» Stored items
>> START
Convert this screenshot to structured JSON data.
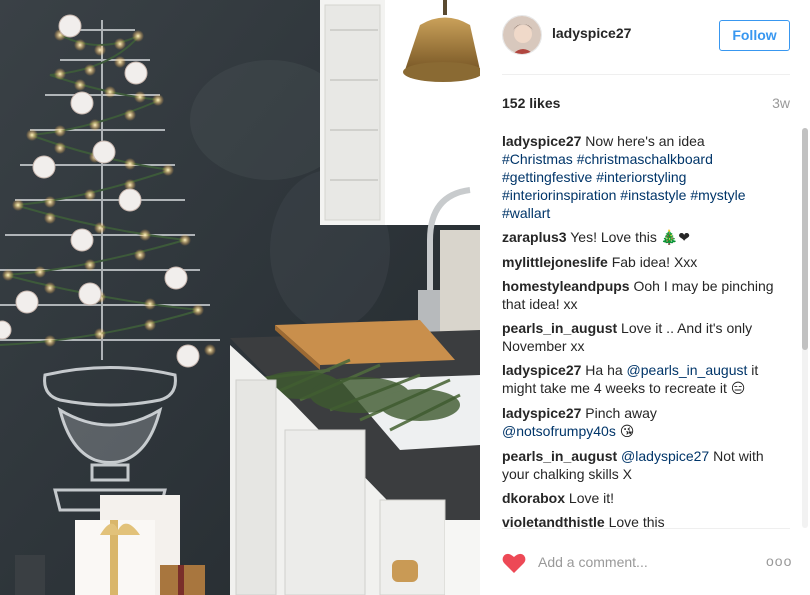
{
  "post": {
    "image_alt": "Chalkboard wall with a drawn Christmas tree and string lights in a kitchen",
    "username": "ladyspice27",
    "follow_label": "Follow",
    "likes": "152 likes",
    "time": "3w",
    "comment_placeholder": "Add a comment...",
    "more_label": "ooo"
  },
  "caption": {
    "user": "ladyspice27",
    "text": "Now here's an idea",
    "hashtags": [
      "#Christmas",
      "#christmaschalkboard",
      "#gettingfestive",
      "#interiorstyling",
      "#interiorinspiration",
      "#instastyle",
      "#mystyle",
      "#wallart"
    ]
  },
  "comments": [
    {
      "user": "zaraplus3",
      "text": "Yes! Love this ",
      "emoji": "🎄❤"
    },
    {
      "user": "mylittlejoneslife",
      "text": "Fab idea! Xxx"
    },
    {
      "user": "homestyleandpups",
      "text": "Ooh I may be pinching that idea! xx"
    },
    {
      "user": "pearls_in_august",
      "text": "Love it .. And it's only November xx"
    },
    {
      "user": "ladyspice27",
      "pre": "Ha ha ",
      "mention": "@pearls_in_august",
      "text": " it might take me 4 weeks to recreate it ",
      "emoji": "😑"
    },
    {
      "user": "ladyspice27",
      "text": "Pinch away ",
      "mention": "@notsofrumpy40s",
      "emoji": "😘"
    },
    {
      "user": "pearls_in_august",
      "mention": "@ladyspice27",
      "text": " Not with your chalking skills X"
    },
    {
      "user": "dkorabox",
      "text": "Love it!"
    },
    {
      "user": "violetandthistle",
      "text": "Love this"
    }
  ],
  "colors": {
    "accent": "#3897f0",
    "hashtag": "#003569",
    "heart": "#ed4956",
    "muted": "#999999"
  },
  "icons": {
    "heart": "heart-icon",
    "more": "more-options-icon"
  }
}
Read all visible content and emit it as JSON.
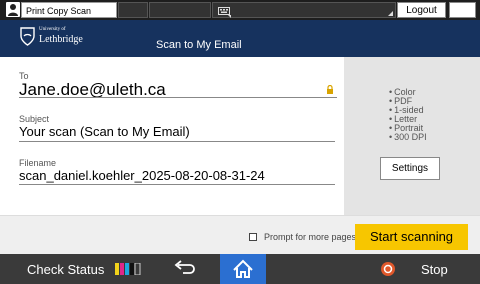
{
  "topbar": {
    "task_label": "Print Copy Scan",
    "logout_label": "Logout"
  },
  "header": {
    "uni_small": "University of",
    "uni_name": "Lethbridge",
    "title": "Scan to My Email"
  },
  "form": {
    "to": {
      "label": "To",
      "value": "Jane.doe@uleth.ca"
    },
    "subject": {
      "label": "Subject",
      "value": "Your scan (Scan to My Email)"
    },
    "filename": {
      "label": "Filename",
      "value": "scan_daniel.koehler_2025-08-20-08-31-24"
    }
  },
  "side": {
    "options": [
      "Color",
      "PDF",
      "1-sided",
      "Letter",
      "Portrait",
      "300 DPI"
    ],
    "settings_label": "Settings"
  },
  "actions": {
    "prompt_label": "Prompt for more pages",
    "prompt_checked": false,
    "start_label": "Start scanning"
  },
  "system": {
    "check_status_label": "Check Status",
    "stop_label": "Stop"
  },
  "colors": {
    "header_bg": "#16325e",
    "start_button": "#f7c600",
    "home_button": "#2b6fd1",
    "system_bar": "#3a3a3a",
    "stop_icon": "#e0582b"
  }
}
>> END
» AIM OF THE TASK
Restate the data above exactly, stripping out each image.

» CORRECT RESPONSE
Convert this screenshot to structured JSON data.
{
  "post": {
    "image_alt": "Chalkboard wall with a drawn Christmas tree and string lights in a kitchen",
    "username": "ladyspice27",
    "follow_label": "Follow",
    "likes": "152 likes",
    "time": "3w",
    "comment_placeholder": "Add a comment...",
    "more_label": "ooo"
  },
  "caption": {
    "user": "ladyspice27",
    "text": "Now here's an idea",
    "hashtags": [
      "#Christmas",
      "#christmaschalkboard",
      "#gettingfestive",
      "#interiorstyling",
      "#interiorinspiration",
      "#instastyle",
      "#mystyle",
      "#wallart"
    ]
  },
  "comments": [
    {
      "user": "zaraplus3",
      "text": "Yes! Love this ",
      "emoji": "🎄❤"
    },
    {
      "user": "mylittlejoneslife",
      "text": "Fab idea! Xxx"
    },
    {
      "user": "homestyleandpups",
      "text": "Ooh I may be pinching that idea! xx"
    },
    {
      "user": "pearls_in_august",
      "text": "Love it .. And it's only November xx"
    },
    {
      "user": "ladyspice27",
      "pre": "Ha ha ",
      "mention": "@pearls_in_august",
      "text": " it might take me 4 weeks to recreate it ",
      "emoji": "😑"
    },
    {
      "user": "ladyspice27",
      "text": "Pinch away ",
      "mention": "@notsofrumpy40s",
      "emoji": "😘"
    },
    {
      "user": "pearls_in_august",
      "mention": "@ladyspice27",
      "text": " Not with your chalking skills X"
    },
    {
      "user": "dkorabox",
      "text": "Love it!"
    },
    {
      "user": "violetandthistle",
      "text": "Love this"
    }
  ],
  "colors": {
    "accent": "#3897f0",
    "hashtag": "#003569",
    "heart": "#ed4956",
    "muted": "#999999"
  },
  "icons": {
    "heart": "heart-icon",
    "more": "more-options-icon"
  }
}
Read all visible content and emit it as JSON.
{
  "topbar": {
    "task_label": "Print Copy Scan",
    "logout_label": "Logout"
  },
  "header": {
    "uni_small": "University of",
    "uni_name": "Lethbridge",
    "title": "Scan to My Email"
  },
  "form": {
    "to": {
      "label": "To",
      "value": "Jane.doe@uleth.ca"
    },
    "subject": {
      "label": "Subject",
      "value": "Your scan (Scan to My Email)"
    },
    "filename": {
      "label": "Filename",
      "value": "scan_daniel.koehler_2025-08-20-08-31-24"
    }
  },
  "side": {
    "options": [
      "Color",
      "PDF",
      "1-sided",
      "Letter",
      "Portrait",
      "300 DPI"
    ],
    "settings_label": "Settings"
  },
  "actions": {
    "prompt_label": "Prompt for more pages",
    "prompt_checked": false,
    "start_label": "Start scanning"
  },
  "system": {
    "check_status_label": "Check Status",
    "stop_label": "Stop"
  },
  "colors": {
    "header_bg": "#16325e",
    "start_button": "#f7c600",
    "home_button": "#2b6fd1",
    "system_bar": "#3a3a3a",
    "stop_icon": "#e0582b"
  }
}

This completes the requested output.